**SOURCE PASSAGE:**
[Start of Attachment]

Birdshooting season the men

make marriages with their guns

My father’s house turns macho

as from far the hunters gather

All night long contentless women

stir their brews: hot coffee

chocolata, cerassie

wrap pone and tie-leaf

for tomorrow’s sport. Tonight

the men drink white rum neat.

In darkness shouldering

their packs, their guns, they leave

We stand quietly on the

doorstep shivering. Little boys

longing to grow up birdhunters too

Little girls whispering:

Fly Birds Fly.


Stanza 1- The poem is in the first person POV and is set at the poet's home. It seems as if it is the
norm for male hunters to gather here in preparation of the bird shooting season. There are many
men present as the poet expresses that “My father's house turns macho”. The first two lines
indicates that the men share a strong relationship or passion with their guns, and it was referred to
as marriage, almost as if the woman or replaced.

Stanza 2- Bird shooting season was intentionally referred to as a sport to further emphasise it as a
recreational activity taken very seriously. This stanza also contrasts the roles of the men and woman
mentioned; as the men were allowed to drink and relax, the women were assigned to food and
beverage preparation, supporting the theme of gender roles. The impression was given that the
women are dissatisfied by their job as they were described as ‘contentless’, giving the reader an
image of emptiness, only serving the purpose to do as told.

[End of Attachment]

**RECORDED DATA:**

[Start of Attachment]

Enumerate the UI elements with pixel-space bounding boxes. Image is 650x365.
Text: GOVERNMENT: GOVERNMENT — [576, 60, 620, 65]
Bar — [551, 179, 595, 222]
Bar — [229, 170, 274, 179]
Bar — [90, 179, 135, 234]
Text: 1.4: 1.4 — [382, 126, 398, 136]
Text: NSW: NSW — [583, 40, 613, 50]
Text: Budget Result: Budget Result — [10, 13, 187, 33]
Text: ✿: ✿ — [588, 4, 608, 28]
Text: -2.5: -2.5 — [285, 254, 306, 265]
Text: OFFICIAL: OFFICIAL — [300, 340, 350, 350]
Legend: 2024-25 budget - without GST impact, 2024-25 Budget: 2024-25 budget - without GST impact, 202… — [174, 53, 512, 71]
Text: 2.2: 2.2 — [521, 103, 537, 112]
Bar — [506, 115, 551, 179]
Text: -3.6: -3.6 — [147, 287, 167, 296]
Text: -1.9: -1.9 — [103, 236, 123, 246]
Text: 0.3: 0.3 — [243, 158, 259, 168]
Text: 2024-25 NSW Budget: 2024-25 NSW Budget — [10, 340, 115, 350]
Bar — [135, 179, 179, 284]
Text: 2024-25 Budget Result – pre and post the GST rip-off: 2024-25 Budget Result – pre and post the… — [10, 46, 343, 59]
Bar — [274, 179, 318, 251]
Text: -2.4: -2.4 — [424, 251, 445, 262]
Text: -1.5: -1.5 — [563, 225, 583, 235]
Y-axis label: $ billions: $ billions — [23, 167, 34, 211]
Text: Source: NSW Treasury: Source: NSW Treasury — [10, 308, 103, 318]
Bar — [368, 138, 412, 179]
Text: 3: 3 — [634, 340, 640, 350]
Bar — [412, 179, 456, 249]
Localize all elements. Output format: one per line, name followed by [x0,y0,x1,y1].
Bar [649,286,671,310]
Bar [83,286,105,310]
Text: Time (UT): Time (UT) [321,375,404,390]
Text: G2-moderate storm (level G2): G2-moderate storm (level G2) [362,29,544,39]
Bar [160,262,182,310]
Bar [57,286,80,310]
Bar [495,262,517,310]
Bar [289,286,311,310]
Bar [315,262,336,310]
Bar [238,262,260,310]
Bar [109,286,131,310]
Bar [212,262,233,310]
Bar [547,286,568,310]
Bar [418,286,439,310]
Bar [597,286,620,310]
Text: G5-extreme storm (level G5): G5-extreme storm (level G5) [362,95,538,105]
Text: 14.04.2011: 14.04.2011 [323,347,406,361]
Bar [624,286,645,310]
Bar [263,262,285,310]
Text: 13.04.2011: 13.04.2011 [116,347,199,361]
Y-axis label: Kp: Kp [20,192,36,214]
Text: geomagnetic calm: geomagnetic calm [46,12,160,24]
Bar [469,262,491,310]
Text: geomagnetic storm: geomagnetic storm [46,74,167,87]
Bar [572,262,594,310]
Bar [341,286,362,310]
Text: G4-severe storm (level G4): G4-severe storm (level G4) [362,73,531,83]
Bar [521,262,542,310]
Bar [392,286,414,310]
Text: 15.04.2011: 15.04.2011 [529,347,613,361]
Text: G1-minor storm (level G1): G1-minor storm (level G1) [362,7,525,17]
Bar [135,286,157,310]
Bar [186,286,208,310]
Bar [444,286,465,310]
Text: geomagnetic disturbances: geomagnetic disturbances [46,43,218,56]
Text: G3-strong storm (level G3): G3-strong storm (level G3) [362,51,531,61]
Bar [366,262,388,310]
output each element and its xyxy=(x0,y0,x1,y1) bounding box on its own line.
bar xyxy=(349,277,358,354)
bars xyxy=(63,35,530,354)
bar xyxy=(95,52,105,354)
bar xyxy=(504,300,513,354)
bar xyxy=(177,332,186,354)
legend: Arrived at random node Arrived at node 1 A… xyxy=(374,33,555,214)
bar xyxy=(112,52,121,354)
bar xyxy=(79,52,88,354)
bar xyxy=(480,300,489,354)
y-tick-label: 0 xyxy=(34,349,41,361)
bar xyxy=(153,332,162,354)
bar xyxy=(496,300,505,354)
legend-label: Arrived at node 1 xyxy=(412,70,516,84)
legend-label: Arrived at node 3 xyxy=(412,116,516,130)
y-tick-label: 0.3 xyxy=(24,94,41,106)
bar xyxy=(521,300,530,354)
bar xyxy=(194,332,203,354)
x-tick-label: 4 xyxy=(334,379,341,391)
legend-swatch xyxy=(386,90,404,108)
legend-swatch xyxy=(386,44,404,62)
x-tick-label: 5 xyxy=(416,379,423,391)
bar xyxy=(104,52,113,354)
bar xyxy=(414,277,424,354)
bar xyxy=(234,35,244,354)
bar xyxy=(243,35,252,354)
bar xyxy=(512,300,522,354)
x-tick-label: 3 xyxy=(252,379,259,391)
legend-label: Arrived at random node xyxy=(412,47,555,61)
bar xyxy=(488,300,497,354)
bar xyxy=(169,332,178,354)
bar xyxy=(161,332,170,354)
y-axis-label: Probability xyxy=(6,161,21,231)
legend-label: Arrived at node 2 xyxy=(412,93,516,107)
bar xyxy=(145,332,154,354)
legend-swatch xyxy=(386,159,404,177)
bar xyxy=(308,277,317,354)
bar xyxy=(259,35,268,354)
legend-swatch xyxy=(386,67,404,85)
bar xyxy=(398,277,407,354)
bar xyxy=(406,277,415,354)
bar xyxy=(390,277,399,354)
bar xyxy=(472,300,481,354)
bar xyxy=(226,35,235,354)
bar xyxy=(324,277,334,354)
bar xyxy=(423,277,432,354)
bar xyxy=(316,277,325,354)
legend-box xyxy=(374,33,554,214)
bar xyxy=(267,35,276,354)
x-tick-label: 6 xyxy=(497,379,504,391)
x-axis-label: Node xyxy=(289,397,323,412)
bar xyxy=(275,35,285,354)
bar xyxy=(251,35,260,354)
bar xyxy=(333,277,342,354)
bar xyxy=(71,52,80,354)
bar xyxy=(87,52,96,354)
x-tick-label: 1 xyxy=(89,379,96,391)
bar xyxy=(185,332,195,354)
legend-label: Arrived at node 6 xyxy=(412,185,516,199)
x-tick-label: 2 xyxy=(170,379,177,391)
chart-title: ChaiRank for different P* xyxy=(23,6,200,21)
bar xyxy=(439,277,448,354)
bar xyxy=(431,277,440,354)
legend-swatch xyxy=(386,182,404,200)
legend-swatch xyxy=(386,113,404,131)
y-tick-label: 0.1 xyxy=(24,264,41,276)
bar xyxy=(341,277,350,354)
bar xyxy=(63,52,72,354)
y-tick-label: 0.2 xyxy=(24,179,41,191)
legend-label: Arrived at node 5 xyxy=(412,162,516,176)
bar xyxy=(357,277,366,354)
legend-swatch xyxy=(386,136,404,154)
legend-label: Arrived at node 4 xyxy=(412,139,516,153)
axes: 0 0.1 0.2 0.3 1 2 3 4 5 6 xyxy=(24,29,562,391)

[End of Attachment]

**TASK ITEM:** Repeat word for word the part of the bird-shooting text starting at "doorstep shivering. Little" and ending at "woman or replaced.".

**YOUR RESPONSE:**
doorstep shivering. Little boys

longing to grow up birdhunters too

Little girls whispering:

Fly Birds Fly.


Stanza 1- The poem is in the first person POV and is set at the poet's home. It seems as if it is the
norm for male hunters to gather here in preparation of the bird shooting season. There are many
men present as the poet expresses that “My father's house turns macho”. The first two lines
indicates that the men share a strong relationship or passion with their guns, and it was referred to
as marriage, almost as if the woman or replaced.